INPUT DATA:
:::::

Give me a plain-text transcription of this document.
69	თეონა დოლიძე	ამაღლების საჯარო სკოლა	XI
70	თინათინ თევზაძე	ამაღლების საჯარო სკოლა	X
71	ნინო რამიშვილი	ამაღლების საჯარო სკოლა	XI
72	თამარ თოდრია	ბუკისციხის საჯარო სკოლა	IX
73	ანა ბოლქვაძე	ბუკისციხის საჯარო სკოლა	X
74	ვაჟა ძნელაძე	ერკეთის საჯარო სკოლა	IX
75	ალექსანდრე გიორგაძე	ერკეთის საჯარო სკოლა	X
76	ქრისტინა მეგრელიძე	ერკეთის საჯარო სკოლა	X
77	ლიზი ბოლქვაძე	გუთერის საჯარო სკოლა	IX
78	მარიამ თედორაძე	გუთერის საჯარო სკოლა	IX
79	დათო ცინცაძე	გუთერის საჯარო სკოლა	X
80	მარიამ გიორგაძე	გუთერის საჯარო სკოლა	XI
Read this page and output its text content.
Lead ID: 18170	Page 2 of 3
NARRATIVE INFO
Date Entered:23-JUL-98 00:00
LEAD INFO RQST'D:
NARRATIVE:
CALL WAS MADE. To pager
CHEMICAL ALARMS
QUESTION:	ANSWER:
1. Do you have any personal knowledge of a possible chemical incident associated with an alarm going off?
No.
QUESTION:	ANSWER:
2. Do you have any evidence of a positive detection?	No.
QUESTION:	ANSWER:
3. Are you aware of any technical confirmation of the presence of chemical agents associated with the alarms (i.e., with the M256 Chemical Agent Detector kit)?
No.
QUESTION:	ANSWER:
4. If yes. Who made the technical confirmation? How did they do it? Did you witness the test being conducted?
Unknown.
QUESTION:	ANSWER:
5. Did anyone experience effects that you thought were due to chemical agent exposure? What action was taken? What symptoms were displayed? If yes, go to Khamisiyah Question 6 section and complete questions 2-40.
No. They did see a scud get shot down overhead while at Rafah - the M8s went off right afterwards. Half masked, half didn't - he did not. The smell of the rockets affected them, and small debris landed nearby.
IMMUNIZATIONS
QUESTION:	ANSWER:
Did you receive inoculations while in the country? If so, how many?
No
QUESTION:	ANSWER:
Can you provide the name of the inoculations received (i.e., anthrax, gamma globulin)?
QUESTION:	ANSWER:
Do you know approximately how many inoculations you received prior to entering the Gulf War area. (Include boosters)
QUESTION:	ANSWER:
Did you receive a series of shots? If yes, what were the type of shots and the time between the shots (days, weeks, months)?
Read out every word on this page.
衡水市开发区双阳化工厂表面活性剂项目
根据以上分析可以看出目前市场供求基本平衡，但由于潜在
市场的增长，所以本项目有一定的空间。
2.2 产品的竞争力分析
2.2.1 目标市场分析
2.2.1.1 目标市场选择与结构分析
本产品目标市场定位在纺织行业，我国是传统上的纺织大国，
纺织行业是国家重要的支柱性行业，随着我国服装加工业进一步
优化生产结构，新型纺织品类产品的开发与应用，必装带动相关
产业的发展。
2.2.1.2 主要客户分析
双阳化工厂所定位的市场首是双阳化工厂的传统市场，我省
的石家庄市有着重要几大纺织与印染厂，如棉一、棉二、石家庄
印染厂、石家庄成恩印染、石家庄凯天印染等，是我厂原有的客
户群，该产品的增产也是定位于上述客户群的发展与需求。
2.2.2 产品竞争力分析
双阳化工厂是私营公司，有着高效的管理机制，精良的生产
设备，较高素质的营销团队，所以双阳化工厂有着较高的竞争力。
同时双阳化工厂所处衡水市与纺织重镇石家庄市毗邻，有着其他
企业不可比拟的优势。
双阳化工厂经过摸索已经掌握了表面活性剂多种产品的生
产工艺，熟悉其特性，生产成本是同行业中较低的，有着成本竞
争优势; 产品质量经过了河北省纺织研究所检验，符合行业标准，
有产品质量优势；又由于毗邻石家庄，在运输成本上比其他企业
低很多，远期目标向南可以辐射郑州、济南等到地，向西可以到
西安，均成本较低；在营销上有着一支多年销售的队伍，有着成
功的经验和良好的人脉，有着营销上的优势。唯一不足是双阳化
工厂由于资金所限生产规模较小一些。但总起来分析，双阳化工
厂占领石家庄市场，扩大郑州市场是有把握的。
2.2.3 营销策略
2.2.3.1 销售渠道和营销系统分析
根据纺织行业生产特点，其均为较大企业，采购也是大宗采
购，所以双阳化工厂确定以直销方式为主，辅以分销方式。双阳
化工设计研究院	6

:::::

EXERCISE TASK: Search the lines above for the string "this" and copy each line that has it.

ANSWER BELOW:
Give me a plain-text transcription of this document.
Read this page and output its text content.
Read out every word on this page.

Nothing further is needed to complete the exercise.